> **DESCRIPTION OF THE TASK**: Could you transcribe every record below exactly as written, leaving out any pictures?

> **INPUT ROWS**:

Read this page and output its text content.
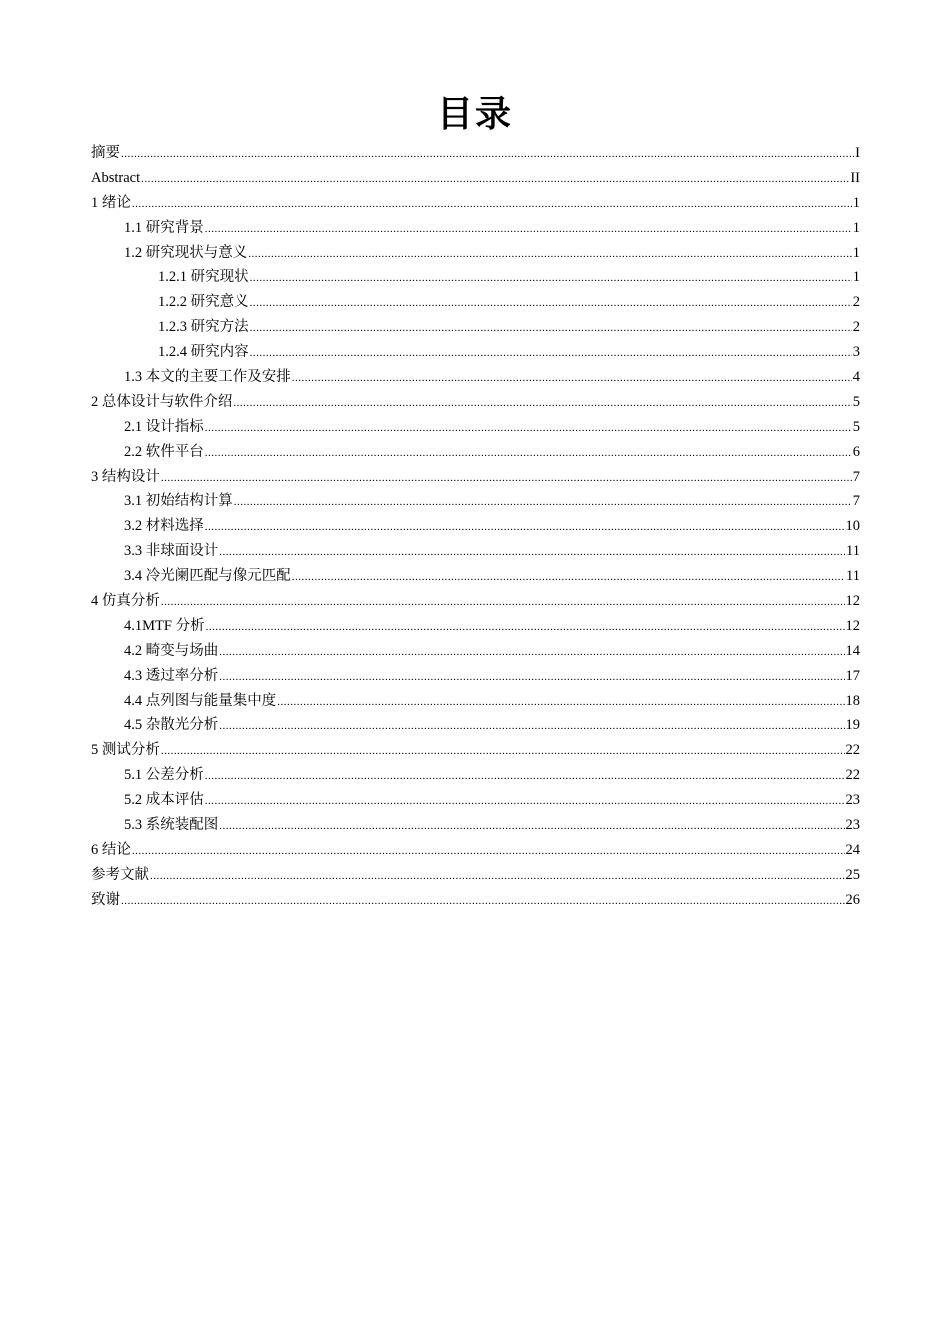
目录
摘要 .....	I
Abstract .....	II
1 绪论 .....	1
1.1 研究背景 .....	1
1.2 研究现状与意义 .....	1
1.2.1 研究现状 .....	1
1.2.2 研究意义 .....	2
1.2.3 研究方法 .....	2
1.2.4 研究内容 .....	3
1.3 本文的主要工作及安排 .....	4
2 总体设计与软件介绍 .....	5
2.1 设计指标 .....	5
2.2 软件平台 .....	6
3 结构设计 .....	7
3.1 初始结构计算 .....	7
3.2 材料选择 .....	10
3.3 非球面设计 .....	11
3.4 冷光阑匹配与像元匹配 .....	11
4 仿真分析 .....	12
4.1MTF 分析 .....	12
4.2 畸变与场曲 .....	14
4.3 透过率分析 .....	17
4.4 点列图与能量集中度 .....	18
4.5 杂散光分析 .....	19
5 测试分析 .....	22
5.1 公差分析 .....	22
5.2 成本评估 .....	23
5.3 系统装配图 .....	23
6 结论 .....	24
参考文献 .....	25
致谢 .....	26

> **ANSWER TO THIS EXERCISE**:
Read this page and output its text content.
目录
摘要 .....	I
Abstract .....	II
1 绪论 .....	1
1.1 研究背景 .....	1
1.2 研究现状与意义 .....	1
1.2.1 研究现状 .....	1
1.2.2 研究意义 .....	2
1.2.3 研究方法 .....	2
1.2.4 研究内容 .....	3
1.3 本文的主要工作及安排 .....	4
2 总体设计与软件介绍 .....	5
2.1 设计指标 .....	5
2.2 软件平台 .....	6
3 结构设计 .....	7
3.1 初始结构计算 .....	7
3.2 材料选择 .....	10
3.3 非球面设计 .....	11
3.4 冷光阑匹配与像元匹配 .....	11
4 仿真分析 .....	12
4.1MTF 分析 .....	12
4.2 畸变与场曲 .....	14
4.3 透过率分析 .....	17
4.4 点列图与能量集中度 .....	18
4.5 杂散光分析 .....	19
5 测试分析 .....	22
5.1 公差分析 .....	22
5.2 成本评估 .....	23
5.3 系统装配图 .....	23
6 结论 .....	24
参考文献 .....	25
致谢 .....	26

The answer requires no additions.